┏━━
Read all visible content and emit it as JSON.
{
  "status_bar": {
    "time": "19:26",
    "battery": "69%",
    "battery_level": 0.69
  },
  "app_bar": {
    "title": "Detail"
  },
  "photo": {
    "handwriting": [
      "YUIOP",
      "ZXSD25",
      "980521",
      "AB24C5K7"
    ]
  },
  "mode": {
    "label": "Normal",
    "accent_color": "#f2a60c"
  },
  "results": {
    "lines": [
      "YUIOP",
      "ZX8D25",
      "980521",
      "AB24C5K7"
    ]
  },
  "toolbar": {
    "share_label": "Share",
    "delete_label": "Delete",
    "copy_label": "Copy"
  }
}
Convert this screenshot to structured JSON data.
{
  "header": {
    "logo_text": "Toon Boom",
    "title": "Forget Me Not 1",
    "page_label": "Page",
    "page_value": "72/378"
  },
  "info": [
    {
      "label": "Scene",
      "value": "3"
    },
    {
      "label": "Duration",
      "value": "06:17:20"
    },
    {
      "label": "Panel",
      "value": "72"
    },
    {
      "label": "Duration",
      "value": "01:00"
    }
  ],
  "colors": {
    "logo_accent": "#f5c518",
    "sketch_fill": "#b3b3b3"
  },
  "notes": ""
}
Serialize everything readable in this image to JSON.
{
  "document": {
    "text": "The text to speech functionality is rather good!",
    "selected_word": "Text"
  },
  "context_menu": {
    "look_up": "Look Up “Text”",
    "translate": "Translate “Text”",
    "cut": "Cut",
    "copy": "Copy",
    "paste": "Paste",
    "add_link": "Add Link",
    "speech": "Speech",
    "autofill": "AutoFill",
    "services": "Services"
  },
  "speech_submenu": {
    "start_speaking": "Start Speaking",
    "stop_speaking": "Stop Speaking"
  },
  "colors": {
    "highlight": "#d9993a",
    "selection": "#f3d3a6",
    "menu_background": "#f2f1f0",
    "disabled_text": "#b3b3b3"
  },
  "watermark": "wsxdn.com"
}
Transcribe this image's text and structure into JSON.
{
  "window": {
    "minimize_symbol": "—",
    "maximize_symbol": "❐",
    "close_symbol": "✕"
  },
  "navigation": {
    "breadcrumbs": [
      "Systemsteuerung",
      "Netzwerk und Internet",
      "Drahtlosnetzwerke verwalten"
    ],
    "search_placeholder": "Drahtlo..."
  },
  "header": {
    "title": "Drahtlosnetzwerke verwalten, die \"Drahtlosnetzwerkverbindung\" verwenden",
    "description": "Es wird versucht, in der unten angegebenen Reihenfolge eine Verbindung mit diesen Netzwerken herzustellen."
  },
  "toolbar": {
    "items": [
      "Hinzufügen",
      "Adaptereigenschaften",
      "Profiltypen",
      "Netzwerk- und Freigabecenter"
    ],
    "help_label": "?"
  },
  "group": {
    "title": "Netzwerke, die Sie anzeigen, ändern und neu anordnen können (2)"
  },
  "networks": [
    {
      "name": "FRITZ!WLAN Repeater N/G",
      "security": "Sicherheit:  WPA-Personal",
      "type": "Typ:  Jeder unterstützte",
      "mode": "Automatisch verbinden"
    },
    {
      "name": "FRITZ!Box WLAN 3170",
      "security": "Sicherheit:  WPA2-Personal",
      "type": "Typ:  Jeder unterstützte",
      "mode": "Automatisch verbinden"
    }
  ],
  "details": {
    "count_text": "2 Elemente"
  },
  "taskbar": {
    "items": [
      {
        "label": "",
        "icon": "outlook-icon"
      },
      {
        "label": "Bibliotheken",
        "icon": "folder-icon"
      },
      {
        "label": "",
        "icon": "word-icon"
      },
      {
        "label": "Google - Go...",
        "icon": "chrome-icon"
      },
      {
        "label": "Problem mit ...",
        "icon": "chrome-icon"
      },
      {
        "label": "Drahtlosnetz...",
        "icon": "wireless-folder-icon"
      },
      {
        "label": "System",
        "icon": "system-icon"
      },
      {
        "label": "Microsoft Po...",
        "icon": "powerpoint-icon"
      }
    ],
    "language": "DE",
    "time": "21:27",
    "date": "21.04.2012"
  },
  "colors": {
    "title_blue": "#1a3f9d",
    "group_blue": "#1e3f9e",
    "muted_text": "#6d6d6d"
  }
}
┗━━
Each line of the material should be duplicated exactly, please.

Solved exercise →
Read all visible content and emit it as JSON.
{
  "status_bar": {
    "time": "19:26",
    "battery": "69%",
    "battery_level": 0.69
  },
  "app_bar": {
    "title": "Detail"
  },
  "photo": {
    "handwriting": [
      "YUIOP",
      "ZXSD25",
      "980521",
      "AB24C5K7"
    ]
  },
  "mode": {
    "label": "Normal",
    "accent_color": "#f2a60c"
  },
  "results": {
    "lines": [
      "YUIOP",
      "ZX8D25",
      "980521",
      "AB24C5K7"
    ]
  },
  "toolbar": {
    "share_label": "Share",
    "delete_label": "Delete",
    "copy_label": "Copy"
  }
}
Convert this screenshot to structured JSON data.
{
  "header": {
    "logo_text": "Toon Boom",
    "title": "Forget Me Not 1",
    "page_label": "Page",
    "page_value": "72/378"
  },
  "info": [
    {
      "label": "Scene",
      "value": "3"
    },
    {
      "label": "Duration",
      "value": "06:17:20"
    },
    {
      "label": "Panel",
      "value": "72"
    },
    {
      "label": "Duration",
      "value": "01:00"
    }
  ],
  "colors": {
    "logo_accent": "#f5c518",
    "sketch_fill": "#b3b3b3"
  },
  "notes": ""
}
Serialize everything readable in this image to JSON.
{
  "document": {
    "text": "The text to speech functionality is rather good!",
    "selected_word": "Text"
  },
  "context_menu": {
    "look_up": "Look Up “Text”",
    "translate": "Translate “Text”",
    "cut": "Cut",
    "copy": "Copy",
    "paste": "Paste",
    "add_link": "Add Link",
    "speech": "Speech",
    "autofill": "AutoFill",
    "services": "Services"
  },
  "speech_submenu": {
    "start_speaking": "Start Speaking",
    "stop_speaking": "Stop Speaking"
  },
  "colors": {
    "highlight": "#d9993a",
    "selection": "#f3d3a6",
    "menu_background": "#f2f1f0",
    "disabled_text": "#b3b3b3"
  },
  "watermark": "wsxdn.com"
}
Transcribe this image's text and structure into JSON.
{
  "window": {
    "minimize_symbol": "—",
    "maximize_symbol": "❐",
    "close_symbol": "✕"
  },
  "navigation": {
    "breadcrumbs": [
      "Systemsteuerung",
      "Netzwerk und Internet",
      "Drahtlosnetzwerke verwalten"
    ],
    "search_placeholder": "Drahtlo..."
  },
  "header": {
    "title": "Drahtlosnetzwerke verwalten, die \"Drahtlosnetzwerkverbindung\" verwenden",
    "description": "Es wird versucht, in der unten angegebenen Reihenfolge eine Verbindung mit diesen Netzwerken herzustellen."
  },
  "toolbar": {
    "items": [
      "Hinzufügen",
      "Adaptereigenschaften",
      "Profiltypen",
      "Netzwerk- und Freigabecenter"
    ],
    "help_label": "?"
  },
  "group": {
    "title": "Netzwerke, die Sie anzeigen, ändern und neu anordnen können (2)"
  },
  "networks": [
    {
      "name": "FRITZ!WLAN Repeater N/G",
      "security": "Sicherheit:  WPA-Personal",
      "type": "Typ:  Jeder unterstützte",
      "mode": "Automatisch verbinden"
    },
    {
      "name": "FRITZ!Box WLAN 3170",
      "security": "Sicherheit:  WPA2-Personal",
      "type": "Typ:  Jeder unterstützte",
      "mode": "Automatisch verbinden"
    }
  ],
  "details": {
    "count_text": "2 Elemente"
  },
  "taskbar": {
    "items": [
      {
        "label": "",
        "icon": "outlook-icon"
      },
      {
        "label": "Bibliotheken",
        "icon": "folder-icon"
      },
      {
        "label": "",
        "icon": "word-icon"
      },
      {
        "label": "Google - Go...",
        "icon": "chrome-icon"
      },
      {
        "label": "Problem mit ...",
        "icon": "chrome-icon"
      },
      {
        "label": "Drahtlosnetz...",
        "icon": "wireless-folder-icon"
      },
      {
        "label": "System",
        "icon": "system-icon"
      },
      {
        "label": "Microsoft Po...",
        "icon": "powerpoint-icon"
      }
    ],
    "language": "DE",
    "time": "21:27",
    "date": "21.04.2012"
  },
  "colors": {
    "title_blue": "#1a3f9d",
    "group_blue": "#1e3f9e",
    "muted_text": "#6d6d6d"
  }
}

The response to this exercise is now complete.